● Prompt
Leaving out the pictures, retype all the material exactly.

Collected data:
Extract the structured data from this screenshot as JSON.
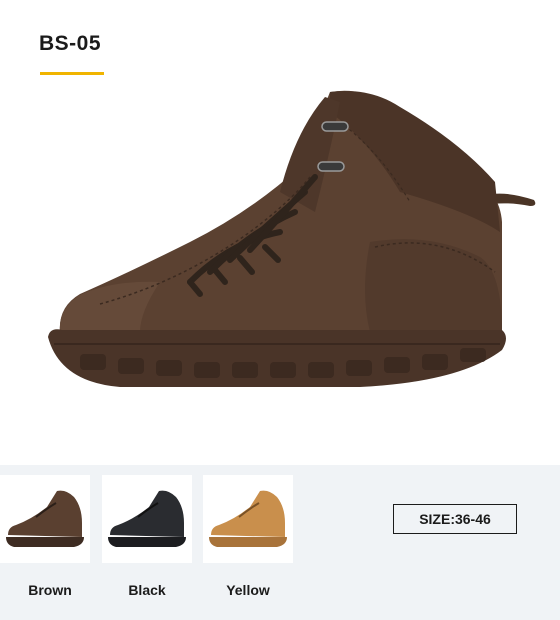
{
  "product": {
    "code": "BS-05",
    "accent_color": "#f0b400"
  },
  "variants": [
    {
      "label": "Brown",
      "color": "#5a4030"
    },
    {
      "label": "Black",
      "color": "#2a2c30"
    },
    {
      "label": "Yellow",
      "color": "#c98f4c"
    }
  ],
  "size": {
    "label": "SIZE:36-46"
  }
}
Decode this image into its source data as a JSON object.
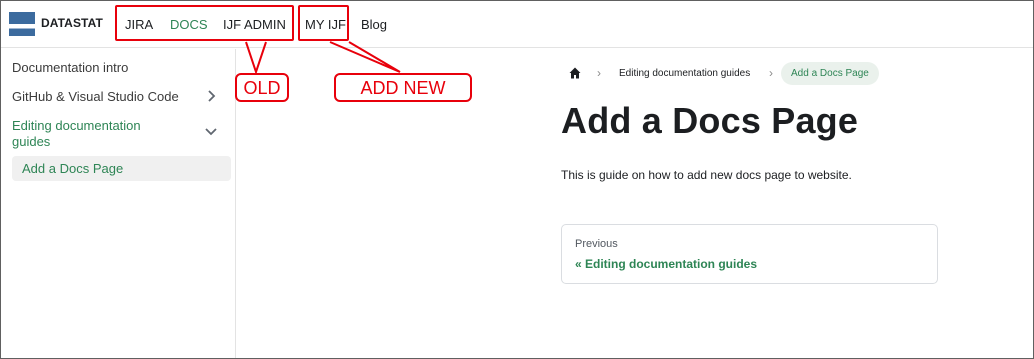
{
  "navbar": {
    "brand": "DATASTAT",
    "logo_text": "DATASTAT",
    "links": [
      {
        "label": "JIRA",
        "active": false
      },
      {
        "label": "DOCS",
        "active": true
      },
      {
        "label": "IJF ADMIN",
        "active": false
      },
      {
        "label": "MY IJF",
        "active": false
      },
      {
        "label": "Blog",
        "active": false
      }
    ]
  },
  "sidebar": {
    "items": [
      {
        "label": "Documentation intro",
        "icon": null
      },
      {
        "label": "GitHub & Visual Studio Code",
        "icon": "chevron-right-icon"
      },
      {
        "label": "Editing documentation guides",
        "icon": "chevron-down-icon",
        "expanded": true
      },
      {
        "label": "Add a Docs Page",
        "active": true
      }
    ]
  },
  "breadcrumbs": {
    "home_icon": "home-icon",
    "items": [
      "Editing documentation guides",
      "Add a Docs Page"
    ]
  },
  "main": {
    "title": "Add a Docs Page",
    "description": "This is guide on how to add new docs page to website.",
    "pager": {
      "sublabel": "Previous",
      "label": "« Editing documentation guides"
    }
  },
  "annotations": {
    "old_label": "OLD",
    "new_label": "ADD NEW",
    "color": "#e8000b"
  },
  "colors": {
    "accent": "#2e8555",
    "logo_blue": "#3c6b9e",
    "active_bg": "#f0f0f0"
  }
}
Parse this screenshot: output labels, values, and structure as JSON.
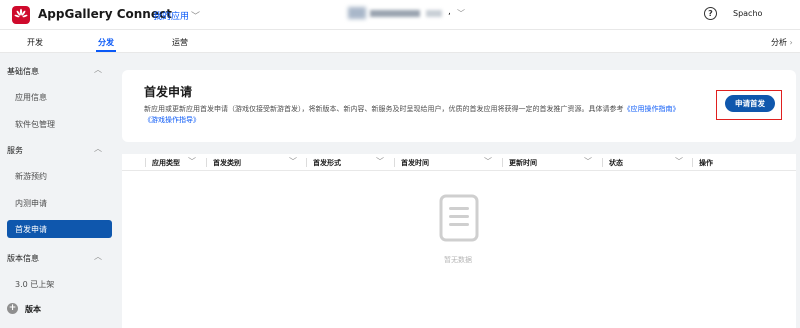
{
  "header": {
    "app_title": "AppGallery Connect",
    "my_apps": "我的应用",
    "project_suffix": ",",
    "username": "Spacho",
    "help_symbol": "?"
  },
  "tabs": [
    {
      "label": "开发",
      "active": false
    },
    {
      "label": "分发",
      "active": true
    },
    {
      "label": "运营",
      "active": false
    }
  ],
  "analysis_label": "分析",
  "sidebar": {
    "sections": [
      {
        "label": "基础信息",
        "items": [
          "应用信息",
          "软件包管理"
        ]
      },
      {
        "label": "服务",
        "items": [
          "新游预约",
          "内测申请",
          "首发申请"
        ]
      },
      {
        "label": "版本信息",
        "items": [
          "3.0 已上架"
        ]
      }
    ],
    "active_item": "首发申请",
    "version_label": "版本"
  },
  "card": {
    "title": "首发申请",
    "description": "新应用或更新应用首发申请（游戏仅接受新游首发），将新版本、新内容、新服务及时呈现给用户，优质的首发应用将获得一定的首发推广资源。具体请参考",
    "link1": "《应用操作指南》",
    "link2": "《游戏操作指导》",
    "button_label": "申请首发"
  },
  "table": {
    "columns": [
      "应用类型",
      "首发类别",
      "首发形式",
      "首发时间",
      "更新时间",
      "状态",
      "操作"
    ],
    "empty_text": "暂无数据"
  },
  "colors": {
    "brand_red": "#cf0a2c",
    "primary_blue": "#0f57ad",
    "link_blue": "#0a59f7",
    "highlight_red": "#e0201f"
  }
}
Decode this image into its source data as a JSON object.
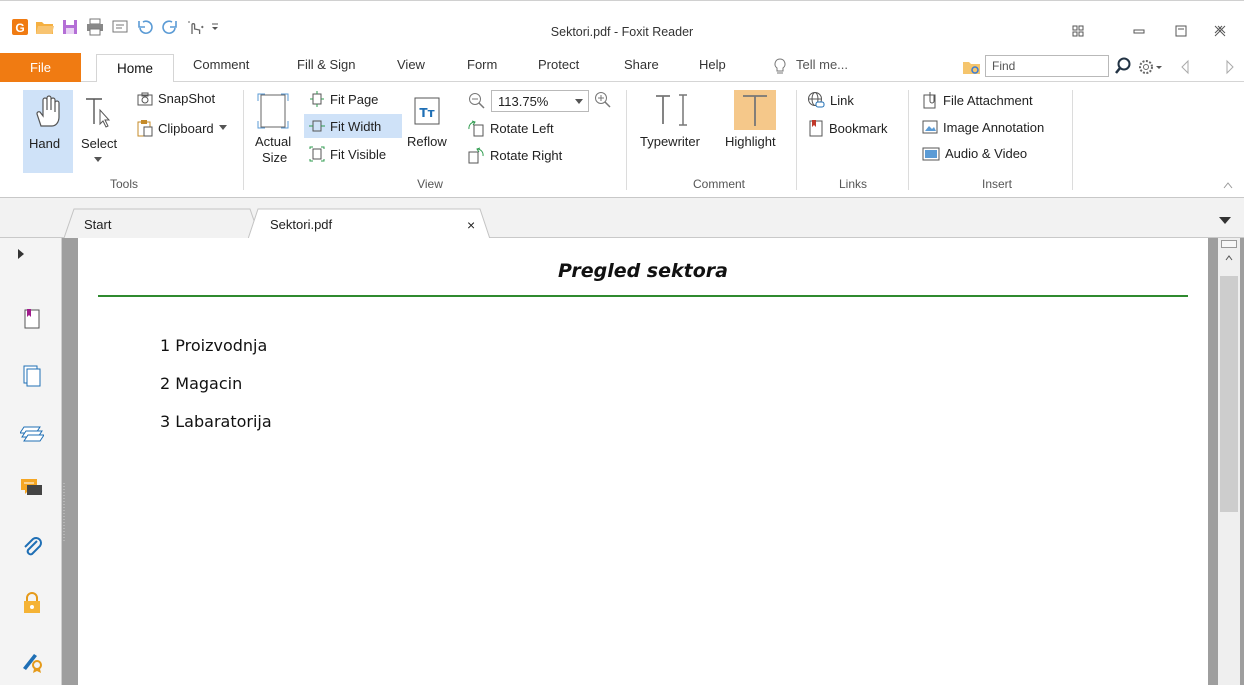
{
  "window": {
    "title": "Sektori.pdf - Foxit Reader",
    "quick_access_icons": [
      "foxit-logo-icon",
      "open-folder-icon",
      "save-icon",
      "print-icon",
      "screen-icon",
      "undo-icon",
      "redo-icon",
      "hand-touch-icon",
      "customize-dropdown-icon"
    ],
    "controls": [
      "restore-grid-icon",
      "minimize-icon",
      "maximize-icon",
      "close-icon"
    ]
  },
  "ribbon_tabs": {
    "file": "File",
    "home": "Home",
    "comment": "Comment",
    "fill_sign": "Fill & Sign",
    "view": "View",
    "form": "Form",
    "protect": "Protect",
    "share": "Share",
    "help": "Help",
    "tell_me": "Tell me...",
    "find_placeholder": "Find"
  },
  "ribbon": {
    "tools": {
      "label": "Tools",
      "hand": "Hand",
      "select": "Select",
      "snapshot": "SnapShot",
      "clipboard": "Clipboard"
    },
    "view": {
      "label": "View",
      "actual_size_line1": "Actual",
      "actual_size_line2": "Size",
      "fit_page": "Fit Page",
      "fit_width": "Fit Width",
      "fit_visible": "Fit Visible",
      "reflow": "Reflow",
      "zoom": "113.75%",
      "rotate_left": "Rotate Left",
      "rotate_right": "Rotate Right"
    },
    "comment": {
      "label": "Comment",
      "typewriter": "Typewriter",
      "highlight": "Highlight"
    },
    "links": {
      "label": "Links",
      "link": "Link",
      "bookmark": "Bookmark"
    },
    "insert": {
      "label": "Insert",
      "file_attachment": "File Attachment",
      "image_annotation": "Image Annotation",
      "audio_video": "Audio & Video"
    }
  },
  "doc_tabs": [
    {
      "label": "Start"
    },
    {
      "label": "Sektori.pdf",
      "close": "×"
    }
  ],
  "left_panel_icons": [
    "bookmark-panel-icon",
    "pages-panel-icon",
    "layers-panel-icon",
    "comments-panel-icon",
    "attachments-panel-icon",
    "security-panel-icon",
    "signature-panel-icon"
  ],
  "document": {
    "title": "Pregled sektora",
    "items": [
      "1 Proizvodnja",
      "2 Magacin",
      "3 Labaratorija"
    ]
  },
  "colors": {
    "file_tab": "#f07b12",
    "title_rule": "#2f8a2f",
    "active_tool": "#cfe2f8",
    "highlight_tool": "#f5c88a"
  }
}
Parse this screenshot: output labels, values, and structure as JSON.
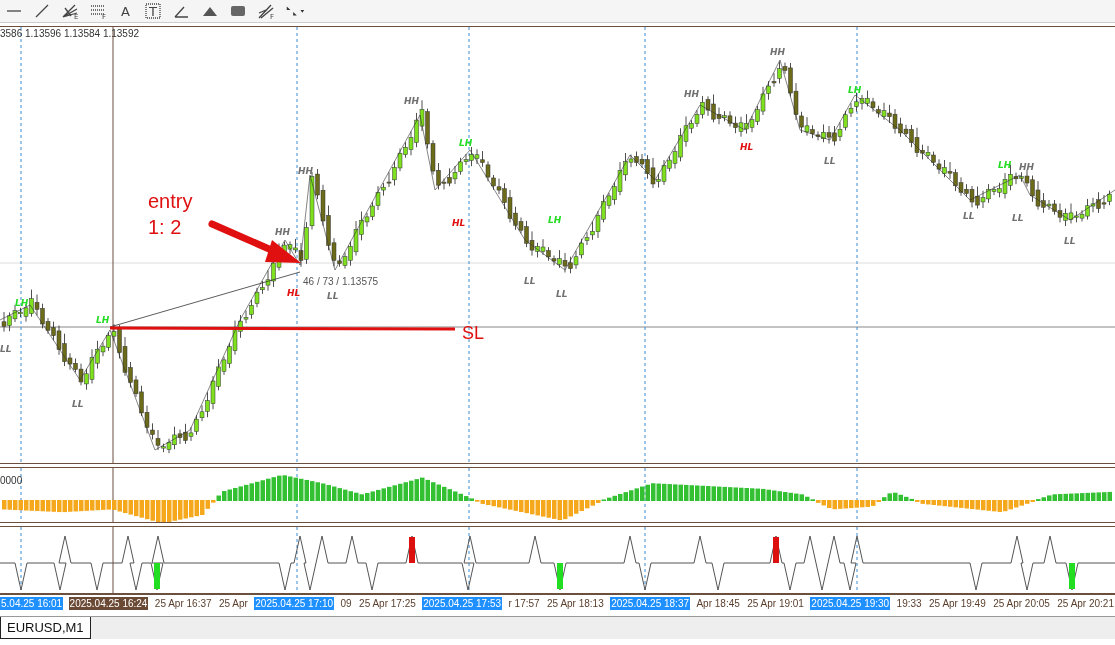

● Answer to this problem
Extract the structured data from this screenshot as JSON.
{
  "product": {
    "code": "BS-05",
    "accent_color": "#f0b400"
  },
  "variants": [
    {
      "label": "Brown",
      "color": "#5a4030"
    },
    {
      "label": "Black",
      "color": "#2a2c30"
    },
    {
      "label": "Yellow",
      "color": "#c98f4c"
    }
  ],
  "size": {
    "label": "SIZE:36-46"
  }
}
Decode this image into its source data as a JSON object.
{
  "navbar": {
    "brand": "DATASTAT",
    "logo_text": "DATASTAT",
    "links": [
      {
        "label": "JIRA",
        "active": false
      },
      {
        "label": "DOCS",
        "active": true
      },
      {
        "label": "IJF ADMIN",
        "active": false
      },
      {
        "label": "MY IJF",
        "active": false
      },
      {
        "label": "Blog",
        "active": false
      }
    ]
  },
  "sidebar": {
    "items": [
      {
        "label": "Documentation intro",
        "icon": null
      },
      {
        "label": "GitHub & Visual Studio Code",
        "icon": "chevron-right-icon"
      },
      {
        "label": "Editing documentation guides",
        "icon": "chevron-down-icon",
        "expanded": true
      },
      {
        "label": "Add a Docs Page",
        "active": true
      }
    ]
  },
  "breadcrumbs": {
    "home_icon": "home-icon",
    "items": [
      "Editing documentation guides",
      "Add a Docs Page"
    ]
  },
  "main": {
    "title": "Add a Docs Page",
    "description": "This is guide on how to add new docs page to website.",
    "pager": {
      "sublabel": "Previous",
      "label": "« Editing documentation guides"
    }
  },
  "annotations": {
    "old_label": "OLD",
    "new_label": "ADD NEW",
    "color": "#e8000b"
  },
  "colors": {
    "accent": "#2e8555",
    "logo_blue": "#3c6b9e",
    "active_bg": "#f0f0f0"
  }
}
Parse this screenshot: output labels, values, and structure as JSON.
{
  "header": {
    "app_title": "AppGallery Connect",
    "my_apps": "我的应用",
    "project_suffix": ",",
    "username": "Spacho",
    "help_symbol": "?"
  },
  "tabs": [
    {
      "label": "开发",
      "active": false
    },
    {
      "label": "分发",
      "active": true
    },
    {
      "label": "运营",
      "active": false
    }
  ],
  "analysis_label": "分析",
  "sidebar": {
    "sections": [
      {
        "label": "基础信息",
        "items": [
          "应用信息",
          "软件包管理"
        ]
      },
      {
        "label": "服务",
        "items": [
          "新游预约",
          "内测申请",
          "首发申请"
        ]
      },
      {
        "label": "版本信息",
        "items": [
          "3.0 已上架"
        ]
      }
    ],
    "active_item": "首发申请",
    "version_label": "版本"
  },
  "card": {
    "title": "首发申请",
    "description": "新应用或更新应用首发申请（游戏仅接受新游首发），将新版本、新内容、新服务及时呈现给用户，优质的首发应用将获得一定的首发推广资源。具体请参考",
    "link1": "《应用操作指南》",
    "link2": "《游戏操作指导》",
    "button_label": "申请首发"
  },
  "table": {
    "columns": [
      "应用类型",
      "首发类别",
      "首发形式",
      "首发时间",
      "更新时间",
      "状态",
      "操作"
    ],
    "empty_text": "暂无数据"
  },
  "colors": {
    "brand_red": "#cf0a2c",
    "primary_blue": "#0f57ad",
    "link_blue": "#0a59f7",
    "highlight_red": "#e0201f"
  }
}
Decode this image into its source data as a JSON object.
{
  "window": {
    "title": "Sektori.pdf - Foxit Reader",
    "quick_access_icons": [
      "foxit-logo-icon",
      "open-folder-icon",
      "save-icon",
      "print-icon",
      "screen-icon",
      "undo-icon",
      "redo-icon",
      "hand-touch-icon",
      "customize-dropdown-icon"
    ],
    "controls": [
      "restore-grid-icon",
      "minimize-icon",
      "maximize-icon",
      "close-icon"
    ]
  },
  "ribbon_tabs": {
    "file": "File",
    "home": "Home",
    "comment": "Comment",
    "fill_sign": "Fill & Sign",
    "view": "View",
    "form": "Form",
    "protect": "Protect",
    "share": "Share",
    "help": "Help",
    "tell_me": "Tell me...",
    "find_placeholder": "Find"
  },
  "ribbon": {
    "tools": {
      "label": "Tools",
      "hand": "Hand",
      "select": "Select",
      "snapshot": "SnapShot",
      "clipboard": "Clipboard"
    },
    "view": {
      "label": "View",
      "actual_size_line1": "Actual",
      "actual_size_line2": "Size",
      "fit_page": "Fit Page",
      "fit_width": "Fit Width",
      "fit_visible": "Fit Visible",
      "reflow": "Reflow",
      "zoom": "113.75%",
      "rotate_left": "Rotate Left",
      "rotate_right": "Rotate Right"
    },
    "comment": {
      "label": "Comment",
      "typewriter": "Typewriter",
      "highlight": "Highlight"
    },
    "links": {
      "label": "Links",
      "link": "Link",
      "bookmark": "Bookmark"
    },
    "insert": {
      "label": "Insert",
      "file_attachment": "File Attachment",
      "image_annotation": "Image Annotation",
      "audio_video": "Audio & Video"
    }
  },
  "doc_tabs": [
    {
      "label": "Start"
    },
    {
      "label": "Sektori.pdf",
      "close": "×"
    }
  ],
  "left_panel_icons": [
    "bookmark-panel-icon",
    "pages-panel-icon",
    "layers-panel-icon",
    "comments-panel-icon",
    "attachments-panel-icon",
    "security-panel-icon",
    "signature-panel-icon"
  ],
  "document": {
    "title": "Pregled sektora",
    "items": [
      "1 Proizvodnja",
      "2 Magacin",
      "3 Labaratorija"
    ]
  },
  "colors": {
    "file_tab": "#f07b12",
    "title_rule": "#2f8a2f",
    "active_tool": "#cfe2f8",
    "highlight_tool": "#f5c88a"
  }
}
Parse this screenshot: output labels, values, and structure as JSON.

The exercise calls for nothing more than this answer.